WHAT IS ASKED:
State how many lines of the entries hold the string "使用对等名称解析协议". Reply with the number alone.

SUPPLIED MATERIAL:
########################################
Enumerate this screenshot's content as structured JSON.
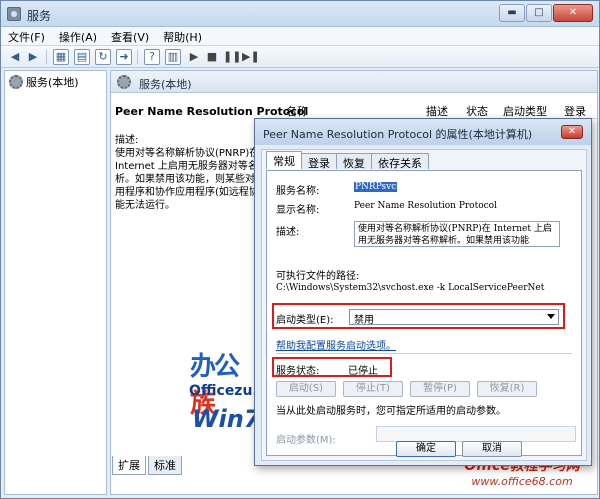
{
  "window": {
    "title": "服务",
    "minimize": "▬",
    "maximize": "□",
    "close": "✕"
  },
  "menu": {
    "items": [
      "文件(F)",
      "操作(A)",
      "查看(V)",
      "帮助(H)"
    ]
  },
  "tree": {
    "root_label": "服务(本地)"
  },
  "services_pane": {
    "header_title": "服务(本地)",
    "selected_service_name": "Peer Name Resolution Protocol",
    "description_label": "描述:",
    "description_text": "使用对等名称解析协议(PNRP)在\nInternet 上启用无服务器对等名\n析。如果禁用该功能，则某些对等\n用程序和协作应用程序(如远程协\n能无法运行。",
    "columns": {
      "name": "名称",
      "description": "描述",
      "status": "状态",
      "startup_type": "启动类型",
      "logon": "登录"
    },
    "bottom_tabs": [
      "扩展",
      "标准"
    ]
  },
  "dialog": {
    "title": "Peer Name Resolution Protocol 的属性(本地计算机)",
    "close": "✕",
    "tabs": [
      "常规",
      "登录",
      "恢复",
      "依存关系"
    ],
    "active_tab": "常规",
    "service_name_label": "服务名称:",
    "service_name_value": "PNRPsvc",
    "display_name_label": "显示名称:",
    "display_name_value": "Peer Name Resolution Protocol",
    "description_label": "描述:",
    "description_value": "使用对等名称解析协议(PNRP)在 Internet 上启用无服务器对等名称解析。如果禁用该功能",
    "exe_path_label": "可执行文件的路径:",
    "exe_path_value": "C:\\Windows\\System32\\svchost.exe -k LocalServicePeerNet",
    "startup_type_label": "启动类型(E):",
    "startup_type_value": "禁用",
    "help_link": "帮助我配置服务启动选项。",
    "status_label": "服务状态:",
    "status_value": "已停止",
    "buttons": {
      "start": "启动(S)",
      "stop": "停止(T)",
      "pause": "暂停(P)",
      "resume": "恢复(R)"
    },
    "hint": "当从此处启动服务时，您可指定所适用的启动参数。",
    "start_params_label": "启动参数(M):",
    "ok": "确定",
    "cancel": "取消"
  },
  "watermarks": {
    "logo_a": "办公",
    "logo_b": "族",
    "site": "Officezu.com",
    "win7_a": "Win7",
    "win7_b": "教程",
    "corner_a": "Office教程学习网",
    "corner_b": "www.office68.com"
  },
  "colors": {
    "highlight_box": "#d91c1c",
    "selection": "#3167c6",
    "link": "#0e47a1"
  }
}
########################################
ANSWER IN FULL:
2